Given information
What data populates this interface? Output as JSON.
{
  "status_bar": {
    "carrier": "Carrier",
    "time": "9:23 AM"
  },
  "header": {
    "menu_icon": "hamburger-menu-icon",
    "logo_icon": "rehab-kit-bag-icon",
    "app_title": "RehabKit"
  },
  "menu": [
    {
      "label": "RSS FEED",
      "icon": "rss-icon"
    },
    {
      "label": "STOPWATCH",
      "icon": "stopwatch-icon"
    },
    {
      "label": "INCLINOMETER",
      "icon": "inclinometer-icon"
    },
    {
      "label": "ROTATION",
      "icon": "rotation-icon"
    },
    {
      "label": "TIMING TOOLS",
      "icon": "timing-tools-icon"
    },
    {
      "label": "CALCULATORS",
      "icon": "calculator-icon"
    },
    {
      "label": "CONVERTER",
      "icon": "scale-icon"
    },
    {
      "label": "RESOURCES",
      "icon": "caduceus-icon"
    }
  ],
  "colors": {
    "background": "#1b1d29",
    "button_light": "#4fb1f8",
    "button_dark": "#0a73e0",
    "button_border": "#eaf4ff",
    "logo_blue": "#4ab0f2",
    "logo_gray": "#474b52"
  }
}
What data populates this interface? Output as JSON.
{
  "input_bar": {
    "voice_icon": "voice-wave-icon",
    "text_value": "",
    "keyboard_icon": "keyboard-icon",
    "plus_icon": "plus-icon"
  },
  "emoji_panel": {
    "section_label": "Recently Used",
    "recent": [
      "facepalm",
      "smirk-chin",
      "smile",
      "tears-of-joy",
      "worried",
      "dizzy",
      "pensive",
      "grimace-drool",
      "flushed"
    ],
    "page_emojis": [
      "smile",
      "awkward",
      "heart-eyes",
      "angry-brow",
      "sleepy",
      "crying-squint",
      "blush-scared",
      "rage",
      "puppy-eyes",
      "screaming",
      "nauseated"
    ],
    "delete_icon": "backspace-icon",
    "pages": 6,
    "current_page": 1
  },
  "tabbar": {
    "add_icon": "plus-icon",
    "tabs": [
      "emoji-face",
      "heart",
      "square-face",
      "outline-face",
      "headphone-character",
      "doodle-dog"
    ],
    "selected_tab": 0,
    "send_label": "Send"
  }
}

Exercise brief
Retype all of the data shown above, word for word.

Answer to the problem
What data populates this interface? Output as JSON.
{
  "status_bar": {
    "carrier": "Carrier",
    "time": "9:23 AM"
  },
  "header": {
    "menu_icon": "hamburger-menu-icon",
    "logo_icon": "rehab-kit-bag-icon",
    "app_title": "RehabKit"
  },
  "menu": [
    {
      "label": "RSS FEED",
      "icon": "rss-icon"
    },
    {
      "label": "STOPWATCH",
      "icon": "stopwatch-icon"
    },
    {
      "label": "INCLINOMETER",
      "icon": "inclinometer-icon"
    },
    {
      "label": "ROTATION",
      "icon": "rotation-icon"
    },
    {
      "label": "TIMING TOOLS",
      "icon": "timing-tools-icon"
    },
    {
      "label": "CALCULATORS",
      "icon": "calculator-icon"
    },
    {
      "label": "CONVERTER",
      "icon": "scale-icon"
    },
    {
      "label": "RESOURCES",
      "icon": "caduceus-icon"
    }
  ],
  "colors": {
    "background": "#1b1d29",
    "button_light": "#4fb1f8",
    "button_dark": "#0a73e0",
    "button_border": "#eaf4ff",
    "logo_blue": "#4ab0f2",
    "logo_gray": "#474b52"
  }
}
What data populates this interface? Output as JSON.
{
  "input_bar": {
    "voice_icon": "voice-wave-icon",
    "text_value": "",
    "keyboard_icon": "keyboard-icon",
    "plus_icon": "plus-icon"
  },
  "emoji_panel": {
    "section_label": "Recently Used",
    "recent": [
      "facepalm",
      "smirk-chin",
      "smile",
      "tears-of-joy",
      "worried",
      "dizzy",
      "pensive",
      "grimace-drool",
      "flushed"
    ],
    "page_emojis": [
      "smile",
      "awkward",
      "heart-eyes",
      "angry-brow",
      "sleepy",
      "crying-squint",
      "blush-scared",
      "rage",
      "puppy-eyes",
      "screaming",
      "nauseated"
    ],
    "delete_icon": "backspace-icon",
    "pages": 6,
    "current_page": 1
  },
  "tabbar": {
    "add_icon": "plus-icon",
    "tabs": [
      "emoji-face",
      "heart",
      "square-face",
      "outline-face",
      "headphone-character",
      "doodle-dog"
    ],
    "selected_tab": 0,
    "send_label": "Send"
  }
}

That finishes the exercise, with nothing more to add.